> **EXERCISE**
Transcribe the records that follow in their entirety, omitting any pictures.

> **EXERCISE MATERIAL**
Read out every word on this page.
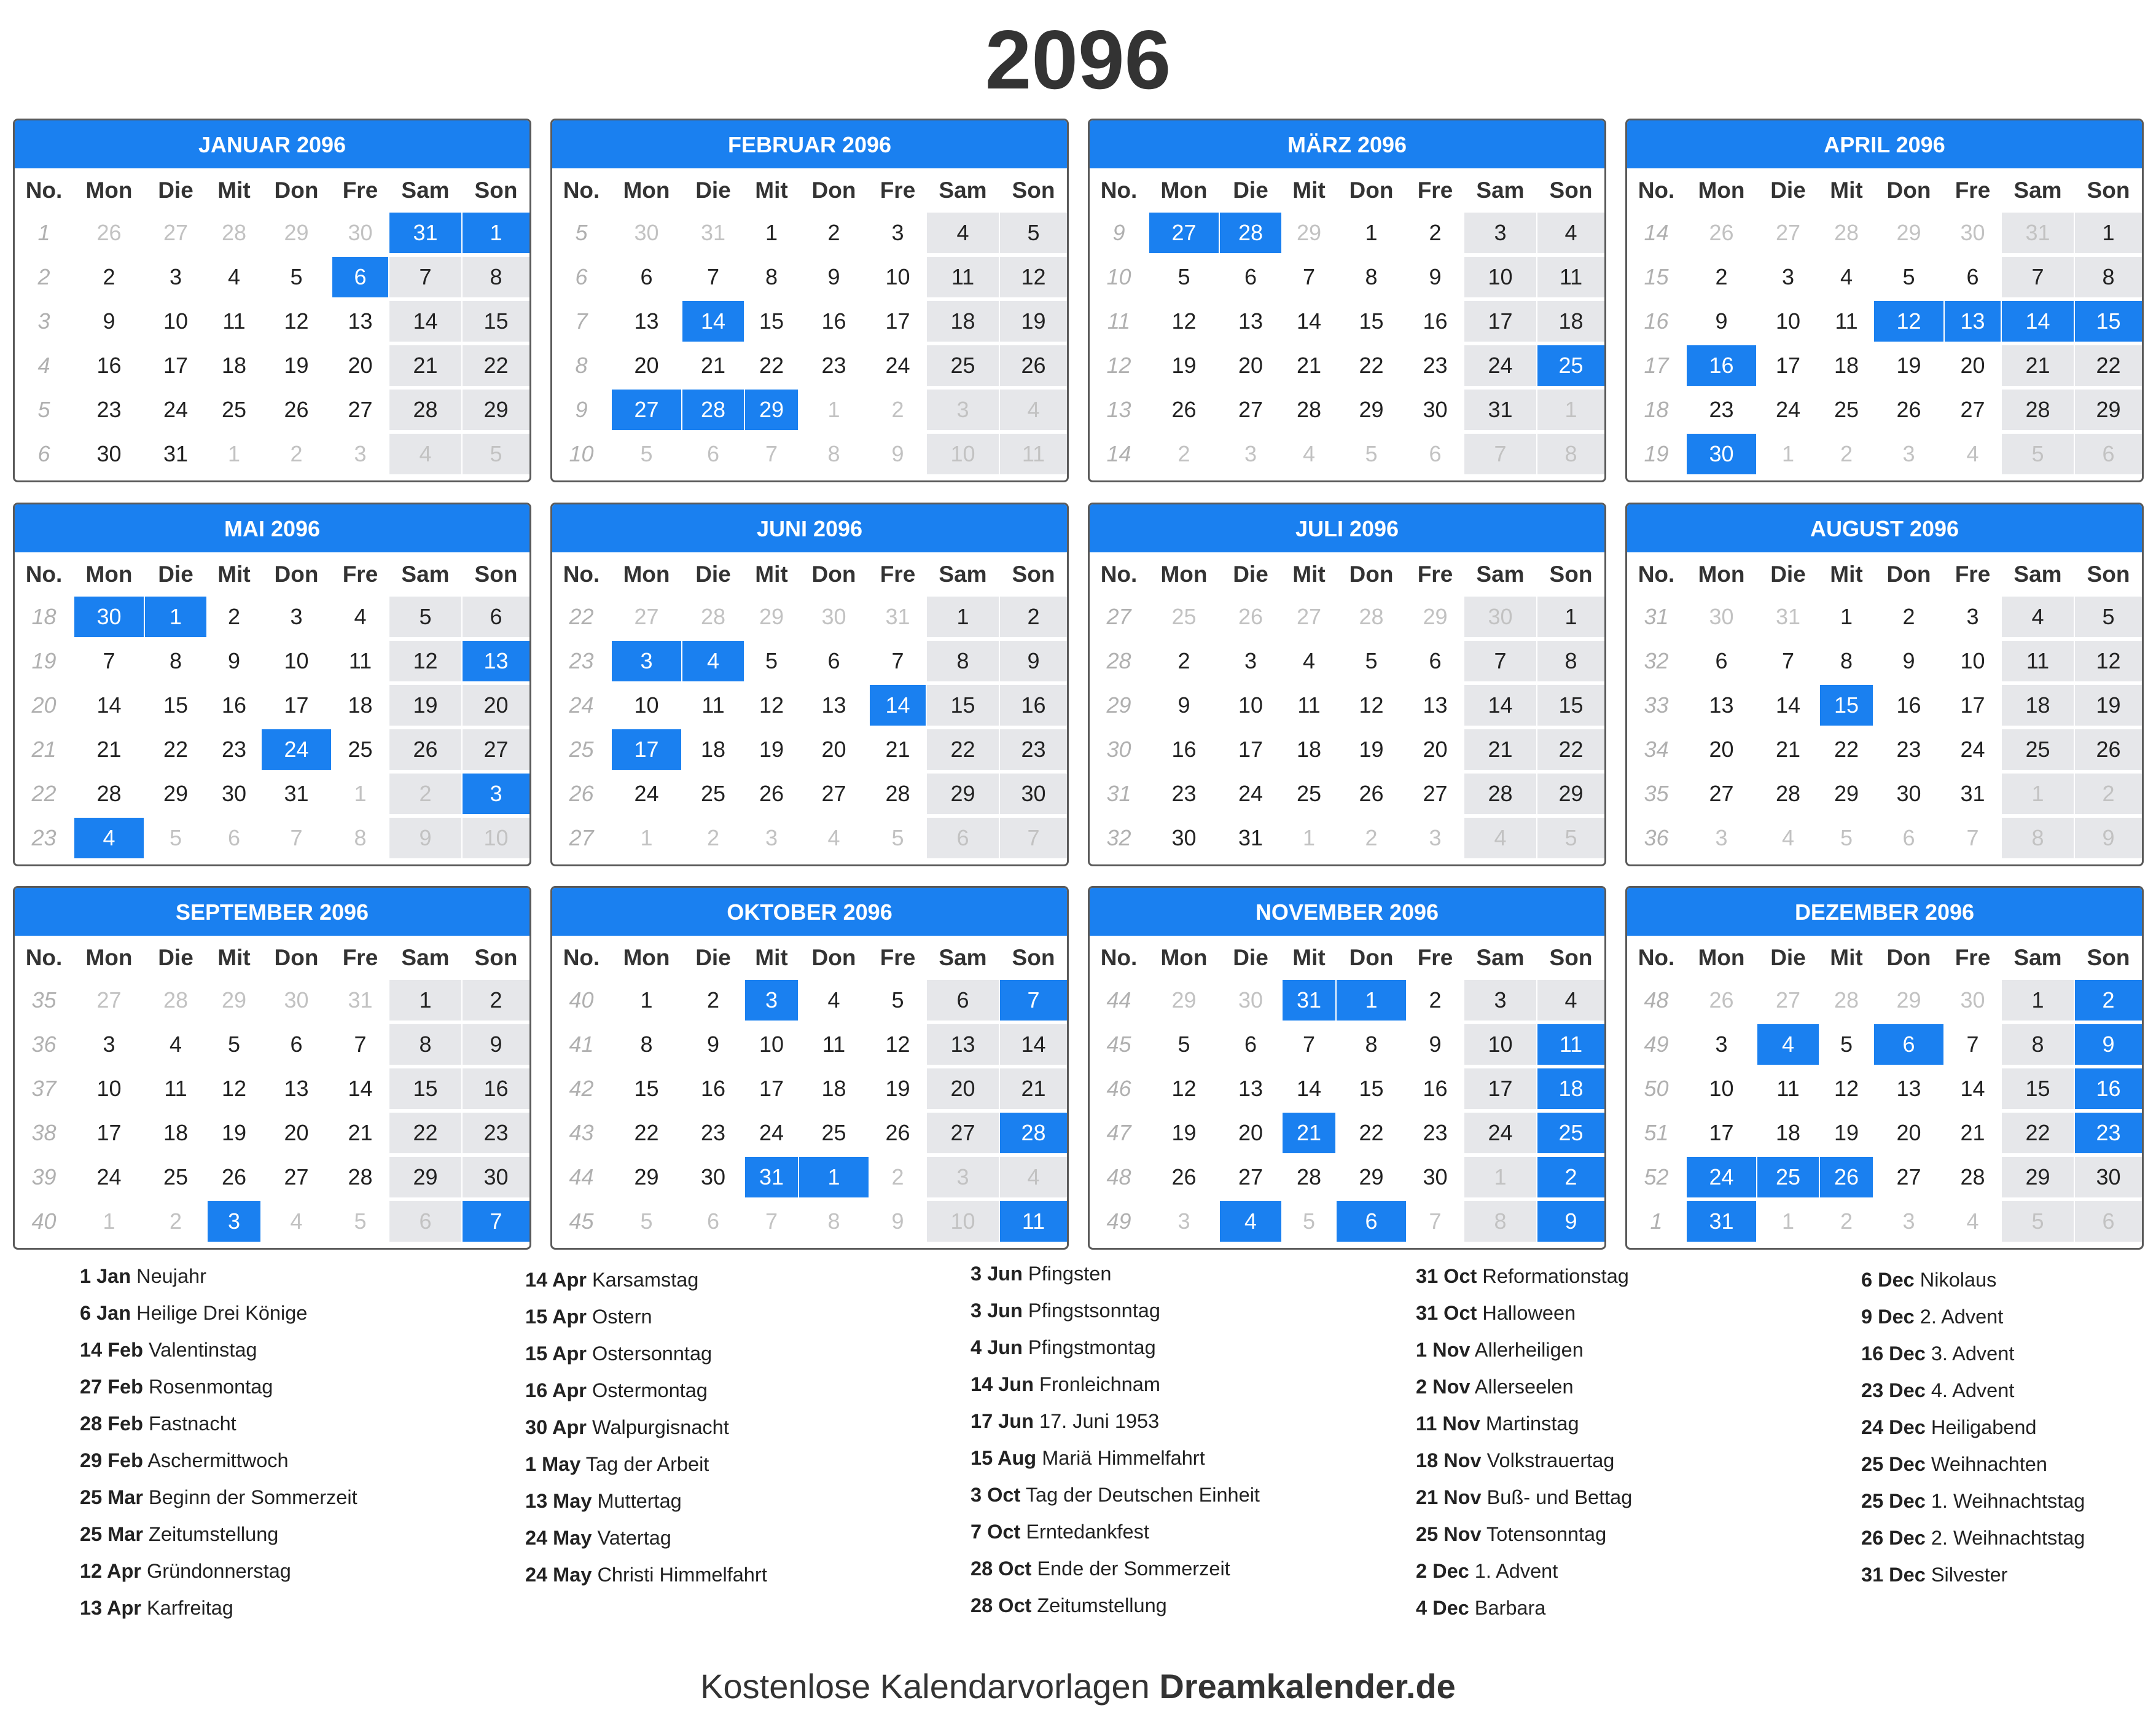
2096
JANUAR 2096
No.	Mon	Die	Mit	Don	Fre	Sam	Son
1	26	27	28	29	30	31	1
2	2	3	4	5	6	7	8
3	9	10	11	12	13	14	15
4	16	17	18	19	20	21	22
5	23	24	25	26	27	28	29
6	30	31	1	2	3	4	5
FEBRUAR 2096
No.	Mon	Die	Mit	Don	Fre	Sam	Son
5	30	31	1	2	3	4	5
6	6	7	8	9	10	11	12
7	13	14	15	16	17	18	19
8	20	21	22	23	24	25	26
9	27	28	29	1	2	3	4
10	5	6	7	8	9	10	11
MÄRZ 2096
No.	Mon	Die	Mit	Don	Fre	Sam	Son
9	27	28	29	1	2	3	4
10	5	6	7	8	9	10	11
11	12	13	14	15	16	17	18
12	19	20	21	22	23	24	25
13	26	27	28	29	30	31	1
14	2	3	4	5	6	7	8
APRIL 2096
No.	Mon	Die	Mit	Don	Fre	Sam	Son
14	26	27	28	29	30	31	1
15	2	3	4	5	6	7	8
16	9	10	11	12	13	14	15
17	16	17	18	19	20	21	22
18	23	24	25	26	27	28	29
19	30	1	2	3	4	5	6
MAI 2096
No.	Mon	Die	Mit	Don	Fre	Sam	Son
18	30	1	2	3	4	5	6
19	7	8	9	10	11	12	13
20	14	15	16	17	18	19	20
21	21	22	23	24	25	26	27
22	28	29	30	31	1	2	3
23	4	5	6	7	8	9	10
JUNI 2096
No.	Mon	Die	Mit	Don	Fre	Sam	Son
22	27	28	29	30	31	1	2
23	3	4	5	6	7	8	9
24	10	11	12	13	14	15	16
25	17	18	19	20	21	22	23
26	24	25	26	27	28	29	30
27	1	2	3	4	5	6	7
JULI 2096
No.	Mon	Die	Mit	Don	Fre	Sam	Son
27	25	26	27	28	29	30	1
28	2	3	4	5	6	7	8
29	9	10	11	12	13	14	15
30	16	17	18	19	20	21	22
31	23	24	25	26	27	28	29
32	30	31	1	2	3	4	5
AUGUST 2096
No.	Mon	Die	Mit	Don	Fre	Sam	Son
31	30	31	1	2	3	4	5
32	6	7	8	9	10	11	12
33	13	14	15	16	17	18	19
34	20	21	22	23	24	25	26
35	27	28	29	30	31	1	2
36	3	4	5	6	7	8	9
SEPTEMBER 2096
No.	Mon	Die	Mit	Don	Fre	Sam	Son
35	27	28	29	30	31	1	2
36	3	4	5	6	7	8	9
37	10	11	12	13	14	15	16
38	17	18	19	20	21	22	23
39	24	25	26	27	28	29	30
40	1	2	3	4	5	6	7
OKTOBER 2096
No.	Mon	Die	Mit	Don	Fre	Sam	Son
40	1	2	3	4	5	6	7
41	8	9	10	11	12	13	14
42	15	16	17	18	19	20	21
43	22	23	24	25	26	27	28
44	29	30	31	1	2	3	4
45	5	6	7	8	9	10	11
NOVEMBER 2096
No.	Mon	Die	Mit	Don	Fre	Sam	Son
44	29	30	31	1	2	3	4
45	5	6	7	8	9	10	11
46	12	13	14	15	16	17	18
47	19	20	21	22	23	24	25
48	26	27	28	29	30	1	2
49	3	4	5	6	7	8	9
DEZEMBER 2096
No.	Mon	Die	Mit	Don	Fre	Sam	Son
48	26	27	28	29	30	1	2
49	3	4	5	6	7	8	9
50	10	11	12	13	14	15	16
51	17	18	19	20	21	22	23
52	24	25	26	27	28	29	30
1	31	1	2	3	4	5	6
1 Jan Neujahr
6 Jan Heilige Drei Könige
14 Feb Valentinstag
27 Feb Rosenmontag
28 Feb Fastnacht
29 Feb Aschermittwoch
25 Mar Beginn der Sommerzeit
25 Mar Zeitumstellung
12 Apr Gründonnerstag
13 Apr Karfreitag
14 Apr Karsamstag
15 Apr Ostern
15 Apr Ostersonntag
16 Apr Ostermontag
30 Apr Walpurgisnacht
1 May Tag der Arbeit
13 May Muttertag
24 May Vatertag
24 May Christi Himmelfahrt
3 Jun Pfingsten
3 Jun Pfingstsonntag
4 Jun Pfingstmontag
14 Jun Fronleichnam
17 Jun 17. Juni 1953
15 Aug Mariä Himmelfahrt
3 Oct Tag der Deutschen Einheit
7 Oct Erntedankfest
28 Oct Ende der Sommerzeit
28 Oct Zeitumstellung
31 Oct Reformationstag
31 Oct Halloween
1 Nov Allerheiligen
2 Nov Allerseelen
11 Nov Martinstag
18 Nov Volkstrauertag
21 Nov Buß- und Bettag
25 Nov Totensonntag
2 Dec 1. Advent
4 Dec Barbara
6 Dec Nikolaus
9 Dec 2. Advent
16 Dec 3. Advent
23 Dec 4. Advent
24 Dec Heiligabend
25 Dec Weihnachten
25 Dec 1. Weihnachtstag
26 Dec 2. Weihnachtstag
31 Dec Silvester
Kostenlose Kalendarvorlagen Dreamkalender.de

> **CORRECT RESPONSE**
Read out every word on this page.
2096
JANUAR 2096
No.	Mon	Die	Mit	Don	Fre	Sam	Son
1	26	27	28	29	30	31	1
2	2	3	4	5	6	7	8
3	9	10	11	12	13	14	15
4	16	17	18	19	20	21	22
5	23	24	25	26	27	28	29
6	30	31	1	2	3	4	5
FEBRUAR 2096
No.	Mon	Die	Mit	Don	Fre	Sam	Son
5	30	31	1	2	3	4	5
6	6	7	8	9	10	11	12
7	13	14	15	16	17	18	19
8	20	21	22	23	24	25	26
9	27	28	29	1	2	3	4
10	5	6	7	8	9	10	11
MÄRZ 2096
No.	Mon	Die	Mit	Don	Fre	Sam	Son
9	27	28	29	1	2	3	4
10	5	6	7	8	9	10	11
11	12	13	14	15	16	17	18
12	19	20	21	22	23	24	25
13	26	27	28	29	30	31	1
14	2	3	4	5	6	7	8
APRIL 2096
No.	Mon	Die	Mit	Don	Fre	Sam	Son
14	26	27	28	29	30	31	1
15	2	3	4	5	6	7	8
16	9	10	11	12	13	14	15
17	16	17	18	19	20	21	22
18	23	24	25	26	27	28	29
19	30	1	2	3	4	5	6
MAI 2096
No.	Mon	Die	Mit	Don	Fre	Sam	Son
18	30	1	2	3	4	5	6
19	7	8	9	10	11	12	13
20	14	15	16	17	18	19	20
21	21	22	23	24	25	26	27
22	28	29	30	31	1	2	3
23	4	5	6	7	8	9	10
JUNI 2096
No.	Mon	Die	Mit	Don	Fre	Sam	Son
22	27	28	29	30	31	1	2
23	3	4	5	6	7	8	9
24	10	11	12	13	14	15	16
25	17	18	19	20	21	22	23
26	24	25	26	27	28	29	30
27	1	2	3	4	5	6	7
JULI 2096
No.	Mon	Die	Mit	Don	Fre	Sam	Son
27	25	26	27	28	29	30	1
28	2	3	4	5	6	7	8
29	9	10	11	12	13	14	15
30	16	17	18	19	20	21	22
31	23	24	25	26	27	28	29
32	30	31	1	2	3	4	5
AUGUST 2096
No.	Mon	Die	Mit	Don	Fre	Sam	Son
31	30	31	1	2	3	4	5
32	6	7	8	9	10	11	12
33	13	14	15	16	17	18	19
34	20	21	22	23	24	25	26
35	27	28	29	30	31	1	2
36	3	4	5	6	7	8	9
SEPTEMBER 2096
No.	Mon	Die	Mit	Don	Fre	Sam	Son
35	27	28	29	30	31	1	2
36	3	4	5	6	7	8	9
37	10	11	12	13	14	15	16
38	17	18	19	20	21	22	23
39	24	25	26	27	28	29	30
40	1	2	3	4	5	6	7
OKTOBER 2096
No.	Mon	Die	Mit	Don	Fre	Sam	Son
40	1	2	3	4	5	6	7
41	8	9	10	11	12	13	14
42	15	16	17	18	19	20	21
43	22	23	24	25	26	27	28
44	29	30	31	1	2	3	4
45	5	6	7	8	9	10	11
NOVEMBER 2096
No.	Mon	Die	Mit	Don	Fre	Sam	Son
44	29	30	31	1	2	3	4
45	5	6	7	8	9	10	11
46	12	13	14	15	16	17	18
47	19	20	21	22	23	24	25
48	26	27	28	29	30	1	2
49	3	4	5	6	7	8	9
DEZEMBER 2096
No.	Mon	Die	Mit	Don	Fre	Sam	Son
48	26	27	28	29	30	1	2
49	3	4	5	6	7	8	9
50	10	11	12	13	14	15	16
51	17	18	19	20	21	22	23
52	24	25	26	27	28	29	30
1	31	1	2	3	4	5	6
1 Jan Neujahr
6 Jan Heilige Drei Könige
14 Feb Valentinstag
27 Feb Rosenmontag
28 Feb Fastnacht
29 Feb Aschermittwoch
25 Mar Beginn der Sommerzeit
25 Mar Zeitumstellung
12 Apr Gründonnerstag
13 Apr Karfreitag
14 Apr Karsamstag
15 Apr Ostern
15 Apr Ostersonntag
16 Apr Ostermontag
30 Apr Walpurgisnacht
1 May Tag der Arbeit
13 May Muttertag
24 May Vatertag
24 May Christi Himmelfahrt
3 Jun Pfingsten
3 Jun Pfingstsonntag
4 Jun Pfingstmontag
14 Jun Fronleichnam
17 Jun 17. Juni 1953
15 Aug Mariä Himmelfahrt
3 Oct Tag der Deutschen Einheit
7 Oct Erntedankfest
28 Oct Ende der Sommerzeit
28 Oct Zeitumstellung
31 Oct Reformationstag
31 Oct Halloween
1 Nov Allerheiligen
2 Nov Allerseelen
11 Nov Martinstag
18 Nov Volkstrauertag
21 Nov Buß- und Bettag
25 Nov Totensonntag
2 Dec 1. Advent
4 Dec Barbara
6 Dec Nikolaus
9 Dec 2. Advent
16 Dec 3. Advent
23 Dec 4. Advent
24 Dec Heiligabend
25 Dec Weihnachten
25 Dec 1. Weihnachtstag
26 Dec 2. Weihnachtstag
31 Dec Silvester
Kostenlose Kalendarvorlagen Dreamkalender.de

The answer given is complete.